*EXERCISE TASK*:
State how many lines in the entries below contain "Französisches". Write nothing but the number.

··· TASK INPUTS ···

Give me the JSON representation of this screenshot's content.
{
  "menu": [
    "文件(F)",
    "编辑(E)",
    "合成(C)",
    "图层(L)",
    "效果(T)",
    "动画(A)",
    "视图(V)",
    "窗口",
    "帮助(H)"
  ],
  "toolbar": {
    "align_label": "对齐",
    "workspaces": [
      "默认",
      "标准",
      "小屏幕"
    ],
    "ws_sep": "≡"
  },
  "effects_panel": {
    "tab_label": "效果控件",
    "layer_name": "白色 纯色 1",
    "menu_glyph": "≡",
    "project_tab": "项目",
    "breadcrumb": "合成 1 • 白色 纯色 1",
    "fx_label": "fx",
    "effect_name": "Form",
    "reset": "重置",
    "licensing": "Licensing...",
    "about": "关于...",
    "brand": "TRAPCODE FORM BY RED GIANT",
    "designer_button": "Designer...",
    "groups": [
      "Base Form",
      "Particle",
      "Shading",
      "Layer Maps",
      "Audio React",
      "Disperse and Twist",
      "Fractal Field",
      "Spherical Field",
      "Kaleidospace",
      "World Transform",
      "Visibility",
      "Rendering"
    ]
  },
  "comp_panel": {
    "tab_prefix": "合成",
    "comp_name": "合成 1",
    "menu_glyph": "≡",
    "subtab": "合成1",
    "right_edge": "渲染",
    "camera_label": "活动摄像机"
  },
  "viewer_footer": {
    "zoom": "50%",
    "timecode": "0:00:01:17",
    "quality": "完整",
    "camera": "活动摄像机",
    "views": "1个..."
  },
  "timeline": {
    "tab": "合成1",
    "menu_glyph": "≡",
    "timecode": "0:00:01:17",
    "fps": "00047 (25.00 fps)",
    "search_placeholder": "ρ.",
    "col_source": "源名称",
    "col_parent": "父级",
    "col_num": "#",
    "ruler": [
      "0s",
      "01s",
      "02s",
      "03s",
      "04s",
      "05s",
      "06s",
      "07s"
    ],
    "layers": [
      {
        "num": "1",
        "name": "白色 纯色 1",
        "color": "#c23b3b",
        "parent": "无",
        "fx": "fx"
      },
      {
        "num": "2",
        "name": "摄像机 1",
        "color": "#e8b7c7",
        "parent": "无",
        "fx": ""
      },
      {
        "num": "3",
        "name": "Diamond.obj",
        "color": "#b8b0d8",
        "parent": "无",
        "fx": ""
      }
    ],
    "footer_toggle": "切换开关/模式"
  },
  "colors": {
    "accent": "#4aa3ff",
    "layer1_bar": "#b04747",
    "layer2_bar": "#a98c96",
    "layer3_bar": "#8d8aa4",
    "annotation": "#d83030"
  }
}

···
··· TASK INPUTS ···

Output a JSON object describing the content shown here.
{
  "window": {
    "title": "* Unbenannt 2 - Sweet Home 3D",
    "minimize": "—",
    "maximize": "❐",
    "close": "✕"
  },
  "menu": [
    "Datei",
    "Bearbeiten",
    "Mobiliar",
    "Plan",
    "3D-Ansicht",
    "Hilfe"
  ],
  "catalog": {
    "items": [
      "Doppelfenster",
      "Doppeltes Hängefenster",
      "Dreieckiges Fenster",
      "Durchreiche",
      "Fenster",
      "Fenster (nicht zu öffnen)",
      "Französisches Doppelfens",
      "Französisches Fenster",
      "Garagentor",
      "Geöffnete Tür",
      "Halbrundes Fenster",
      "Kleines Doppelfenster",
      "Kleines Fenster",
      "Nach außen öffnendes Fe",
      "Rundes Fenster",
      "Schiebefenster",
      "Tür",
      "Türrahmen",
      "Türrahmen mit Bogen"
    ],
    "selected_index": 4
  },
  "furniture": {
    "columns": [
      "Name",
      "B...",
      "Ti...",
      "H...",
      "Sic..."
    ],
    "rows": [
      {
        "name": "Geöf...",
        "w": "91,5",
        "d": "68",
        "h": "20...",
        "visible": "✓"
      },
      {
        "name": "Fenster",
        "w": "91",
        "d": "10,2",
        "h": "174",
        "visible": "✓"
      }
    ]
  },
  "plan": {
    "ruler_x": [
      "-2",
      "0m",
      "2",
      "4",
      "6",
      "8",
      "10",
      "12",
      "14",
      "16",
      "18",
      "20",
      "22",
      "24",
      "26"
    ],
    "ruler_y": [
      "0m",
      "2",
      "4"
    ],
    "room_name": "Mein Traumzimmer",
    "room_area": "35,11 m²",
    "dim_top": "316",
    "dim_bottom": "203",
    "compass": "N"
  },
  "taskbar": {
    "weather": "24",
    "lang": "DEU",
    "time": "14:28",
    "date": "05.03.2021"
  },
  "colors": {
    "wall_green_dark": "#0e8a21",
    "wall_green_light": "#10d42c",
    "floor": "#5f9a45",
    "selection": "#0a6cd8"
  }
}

···
··· TASK INPUTS ···

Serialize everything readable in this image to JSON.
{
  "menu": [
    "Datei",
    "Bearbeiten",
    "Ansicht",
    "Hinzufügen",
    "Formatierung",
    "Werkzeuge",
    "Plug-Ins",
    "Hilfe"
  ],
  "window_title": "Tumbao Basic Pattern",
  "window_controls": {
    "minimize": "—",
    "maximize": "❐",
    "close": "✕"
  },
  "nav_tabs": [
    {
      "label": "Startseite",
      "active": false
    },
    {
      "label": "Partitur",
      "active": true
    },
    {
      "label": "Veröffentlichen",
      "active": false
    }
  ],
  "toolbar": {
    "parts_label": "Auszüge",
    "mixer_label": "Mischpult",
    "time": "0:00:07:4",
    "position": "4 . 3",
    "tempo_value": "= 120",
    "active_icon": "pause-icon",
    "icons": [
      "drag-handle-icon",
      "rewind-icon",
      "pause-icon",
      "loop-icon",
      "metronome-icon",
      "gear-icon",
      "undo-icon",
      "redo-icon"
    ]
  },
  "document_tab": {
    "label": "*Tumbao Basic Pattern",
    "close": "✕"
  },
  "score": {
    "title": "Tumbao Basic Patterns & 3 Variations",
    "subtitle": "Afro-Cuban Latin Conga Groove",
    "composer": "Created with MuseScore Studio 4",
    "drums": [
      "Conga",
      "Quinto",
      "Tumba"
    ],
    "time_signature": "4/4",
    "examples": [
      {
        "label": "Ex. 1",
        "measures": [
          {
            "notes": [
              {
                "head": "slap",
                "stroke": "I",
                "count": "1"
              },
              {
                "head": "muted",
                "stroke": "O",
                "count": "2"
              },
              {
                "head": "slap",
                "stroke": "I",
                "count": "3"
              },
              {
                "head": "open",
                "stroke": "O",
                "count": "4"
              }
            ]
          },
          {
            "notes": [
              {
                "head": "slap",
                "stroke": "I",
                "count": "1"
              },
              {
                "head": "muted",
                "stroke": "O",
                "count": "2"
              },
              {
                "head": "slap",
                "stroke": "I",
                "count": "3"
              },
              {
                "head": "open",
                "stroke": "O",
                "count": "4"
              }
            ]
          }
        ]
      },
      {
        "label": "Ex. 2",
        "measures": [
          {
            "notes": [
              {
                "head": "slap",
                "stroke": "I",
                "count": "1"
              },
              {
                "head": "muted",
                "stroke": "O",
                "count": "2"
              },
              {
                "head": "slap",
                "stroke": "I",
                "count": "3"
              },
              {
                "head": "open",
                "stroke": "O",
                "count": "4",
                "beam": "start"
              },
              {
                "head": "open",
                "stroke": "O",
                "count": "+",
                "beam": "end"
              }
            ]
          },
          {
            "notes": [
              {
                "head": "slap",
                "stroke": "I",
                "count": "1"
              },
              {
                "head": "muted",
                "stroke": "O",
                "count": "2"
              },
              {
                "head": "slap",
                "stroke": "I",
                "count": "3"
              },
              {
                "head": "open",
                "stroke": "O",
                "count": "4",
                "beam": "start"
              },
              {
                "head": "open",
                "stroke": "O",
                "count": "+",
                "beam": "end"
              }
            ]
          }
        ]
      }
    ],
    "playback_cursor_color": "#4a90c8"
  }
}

···

*EXERCISE RESPONSE*:
2